SHORT PROBLEM:
Below is a block of records. Copy every line in it that contains the word "Acto".
● ● ● ● ● ● ●
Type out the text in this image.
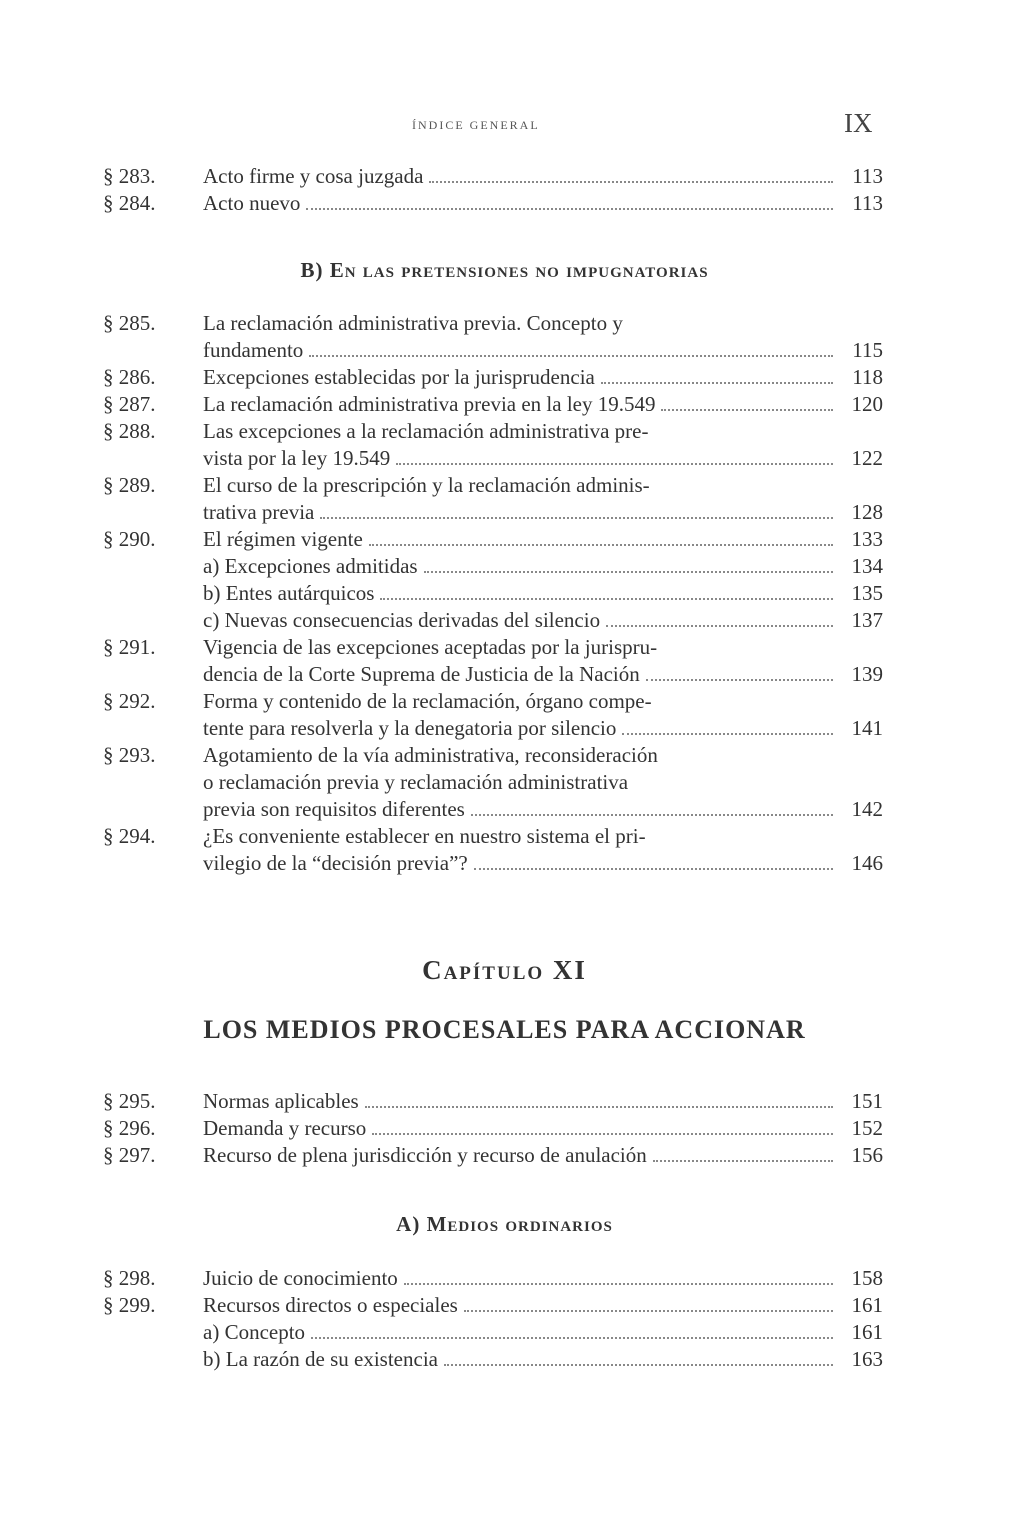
ÍNDICE GENERAL	IX
§ 283.	Acto firme y cosa juzgada	113
§ 284.	Acto nuevo	113
B) En las pretensiones no impugnatorias
§ 285.	La reclamación administrativa previa. Concepto y
fundamento	115
§ 286.	Excepciones establecidas por la jurisprudencia	118
§ 287.	La reclamación administrativa previa en la ley 19.549	120
§ 288.	Las excepciones a la reclamación administrativa pre-
vista por la ley 19.549	122
§ 289.	El curso de la prescripción y la reclamación adminis-
trativa previa	128
§ 290.	El régimen vigente	133
a) Excepciones admitidas	134
b) Entes autárquicos	135
c) Nuevas consecuencias derivadas del silencio	137
§ 291.	Vigencia de las excepciones aceptadas por la jurispru-
dencia de la Corte Suprema de Justicia de la Nación	139
§ 292.	Forma y contenido de la reclamación, órgano compe-
tente para resolverla y la denegatoria por silencio	141
§ 293.	Agotamiento de la vía administrativa, reconsideración
o reclamación previa y reclamación administrativa
previa son requisitos diferentes	142
§ 294.	¿Es conveniente establecer en nuestro sistema el pri-
vilegio de la “decisión previa”?	146
Capítulo XI
LOS MEDIOS PROCESALES PARA ACCIONAR
§ 295.	Normas aplicables	151
§ 296.	Demanda y recurso	152
§ 297.	Recurso de plena jurisdicción y recurso de anulación	156
A) Medios ordinarios
§ 298.	Juicio de conocimiento	158
§ 299.	Recursos directos o especiales	161
a) Concepto	161
b) La razón de su existencia	163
● ● ● ● ● ● ●
RESULT FOR THIS EXERCISE:
§ 283.	Acto firme y cosa juzgada	113
§ 284.	Acto nuevo	113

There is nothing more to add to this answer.